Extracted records
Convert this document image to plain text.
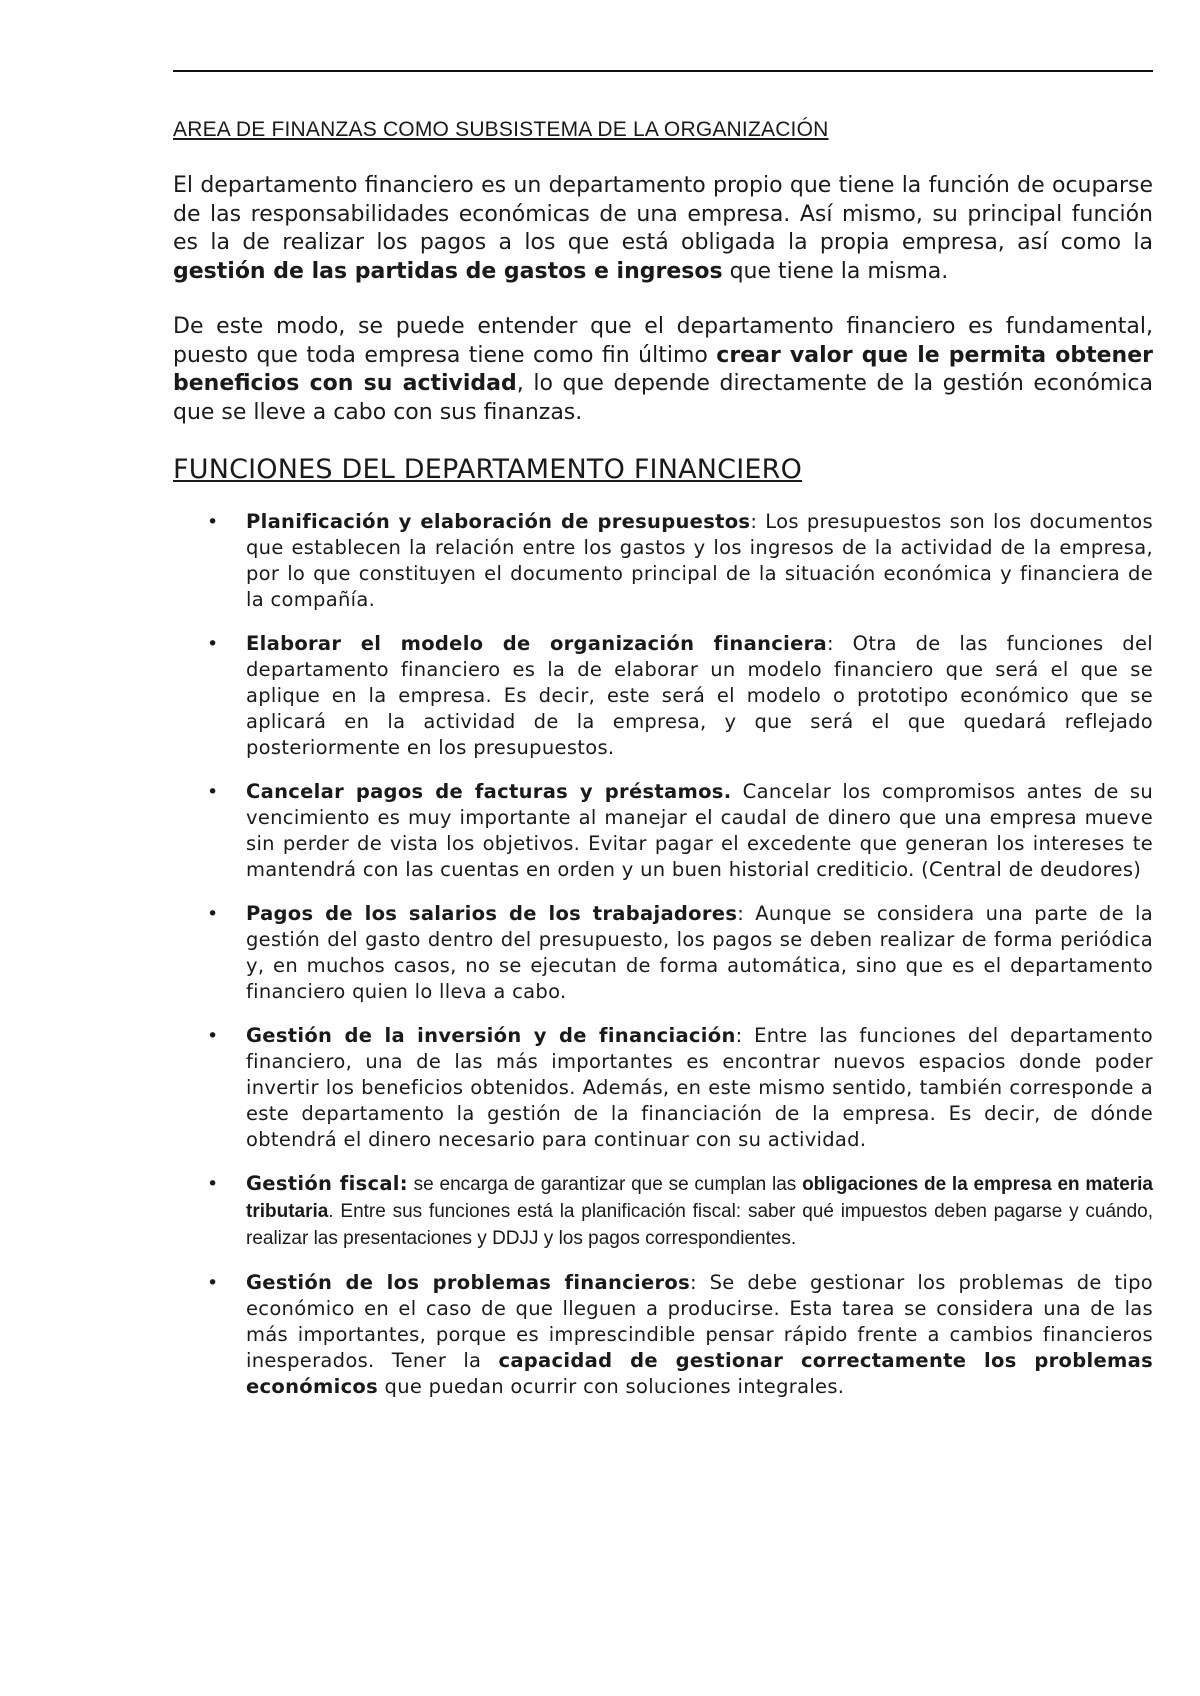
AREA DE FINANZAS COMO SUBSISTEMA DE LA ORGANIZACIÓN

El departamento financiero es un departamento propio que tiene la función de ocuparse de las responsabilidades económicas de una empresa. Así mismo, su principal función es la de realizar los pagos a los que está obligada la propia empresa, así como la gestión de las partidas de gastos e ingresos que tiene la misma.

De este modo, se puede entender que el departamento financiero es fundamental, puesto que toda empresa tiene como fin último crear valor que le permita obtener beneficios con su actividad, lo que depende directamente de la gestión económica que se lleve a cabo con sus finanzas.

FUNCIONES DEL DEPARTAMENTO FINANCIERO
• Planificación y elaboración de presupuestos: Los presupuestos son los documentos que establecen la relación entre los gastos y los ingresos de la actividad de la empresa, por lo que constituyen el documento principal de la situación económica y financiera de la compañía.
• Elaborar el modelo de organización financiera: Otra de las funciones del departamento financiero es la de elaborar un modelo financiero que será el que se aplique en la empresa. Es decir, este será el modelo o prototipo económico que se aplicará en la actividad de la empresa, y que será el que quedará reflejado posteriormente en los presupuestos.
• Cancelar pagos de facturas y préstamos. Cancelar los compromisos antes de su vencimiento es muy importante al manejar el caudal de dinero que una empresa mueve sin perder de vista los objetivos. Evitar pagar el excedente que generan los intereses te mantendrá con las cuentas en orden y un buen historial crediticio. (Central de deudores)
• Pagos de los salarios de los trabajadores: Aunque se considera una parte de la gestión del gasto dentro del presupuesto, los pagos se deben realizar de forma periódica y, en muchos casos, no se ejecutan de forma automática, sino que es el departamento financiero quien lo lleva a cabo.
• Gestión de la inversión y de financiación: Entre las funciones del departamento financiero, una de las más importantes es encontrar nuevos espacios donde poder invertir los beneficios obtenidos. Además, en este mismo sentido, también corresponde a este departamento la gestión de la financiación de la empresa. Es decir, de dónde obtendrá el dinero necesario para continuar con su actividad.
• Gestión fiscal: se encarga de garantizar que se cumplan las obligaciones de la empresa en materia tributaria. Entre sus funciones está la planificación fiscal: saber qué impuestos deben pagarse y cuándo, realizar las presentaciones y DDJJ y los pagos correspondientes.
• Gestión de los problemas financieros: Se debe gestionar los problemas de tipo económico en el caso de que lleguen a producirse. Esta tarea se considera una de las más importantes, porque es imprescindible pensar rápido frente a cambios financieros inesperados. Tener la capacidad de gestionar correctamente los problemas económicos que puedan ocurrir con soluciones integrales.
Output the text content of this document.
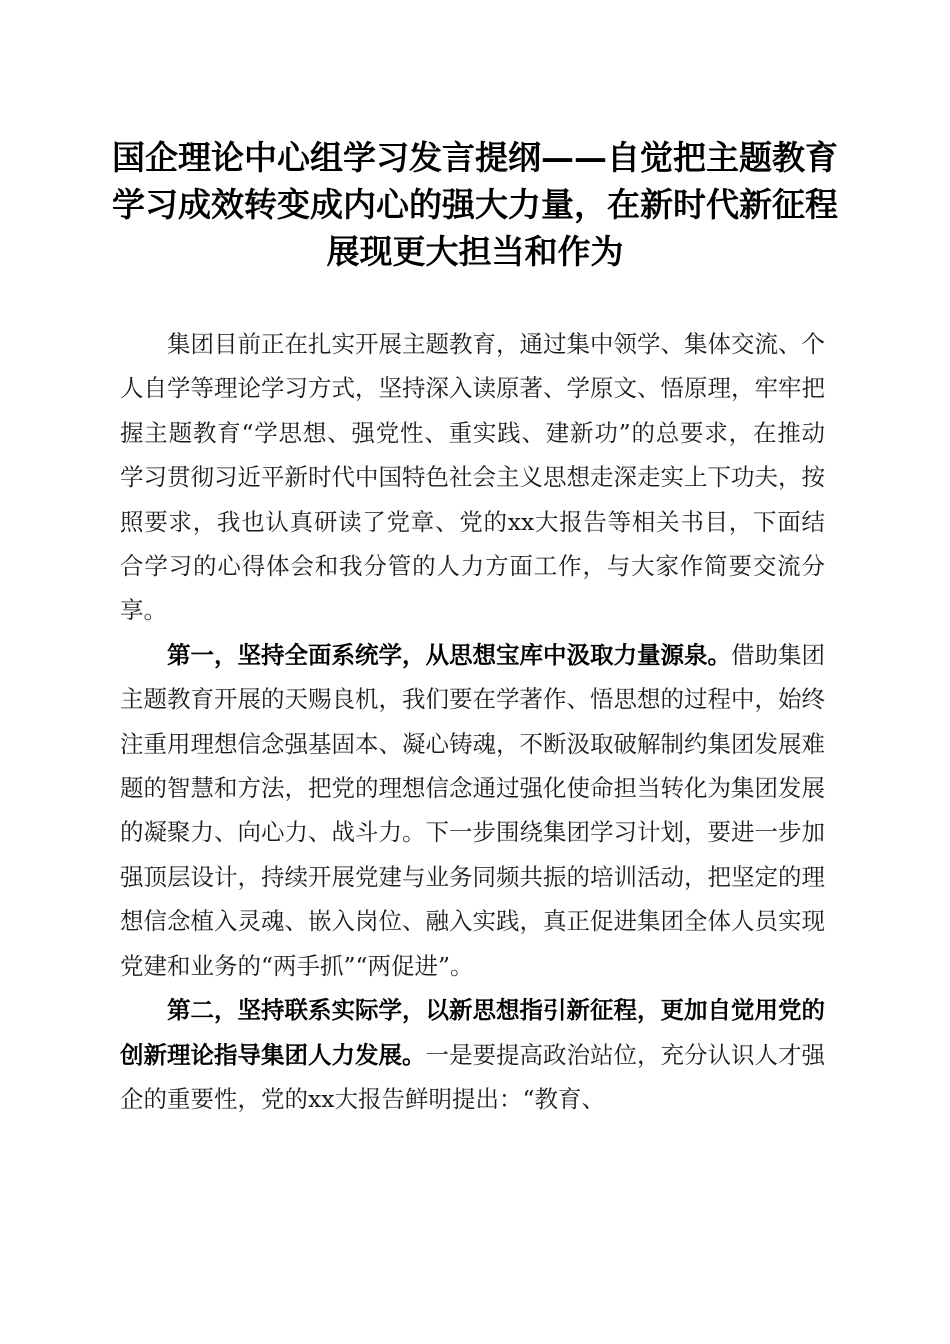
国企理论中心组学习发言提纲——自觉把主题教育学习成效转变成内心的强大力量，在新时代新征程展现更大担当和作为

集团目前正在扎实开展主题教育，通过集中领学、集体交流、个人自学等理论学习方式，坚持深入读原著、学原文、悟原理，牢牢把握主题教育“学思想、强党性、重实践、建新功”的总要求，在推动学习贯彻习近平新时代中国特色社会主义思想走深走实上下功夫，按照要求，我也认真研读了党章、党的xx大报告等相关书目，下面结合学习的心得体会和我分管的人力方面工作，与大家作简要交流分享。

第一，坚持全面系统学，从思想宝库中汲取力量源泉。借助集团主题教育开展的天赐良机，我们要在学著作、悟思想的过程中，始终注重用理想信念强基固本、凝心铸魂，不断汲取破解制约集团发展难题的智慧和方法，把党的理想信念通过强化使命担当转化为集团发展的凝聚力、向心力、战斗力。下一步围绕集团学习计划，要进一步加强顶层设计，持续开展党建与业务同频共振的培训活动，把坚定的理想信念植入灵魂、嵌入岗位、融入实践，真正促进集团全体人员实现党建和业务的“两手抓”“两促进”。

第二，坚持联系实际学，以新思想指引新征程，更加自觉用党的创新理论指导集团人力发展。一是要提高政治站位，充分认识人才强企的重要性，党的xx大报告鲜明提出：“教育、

INSTRUCTIONS TO FOLLOW: Look over the listing. Pull out every line with the string "cabo" in it.

TASK ANSWER:
De este modo, se puede entender que el departamento financiero es fundamental, puesto que toda empresa tiene como fin último crear valor que le permita obtener beneficios con su actividad, lo que depende directamente de la gestión económica que se lleve a cabo con sus finanzas.
• Pagos de los salarios de los trabajadores: Aunque se considera una parte de la gestión del gasto dentro del presupuesto, los pagos se deben realizar de forma periódica y, en muchos casos, no se ejecutan de forma automática, sino que es el departamento financiero quien lo lleva a cabo.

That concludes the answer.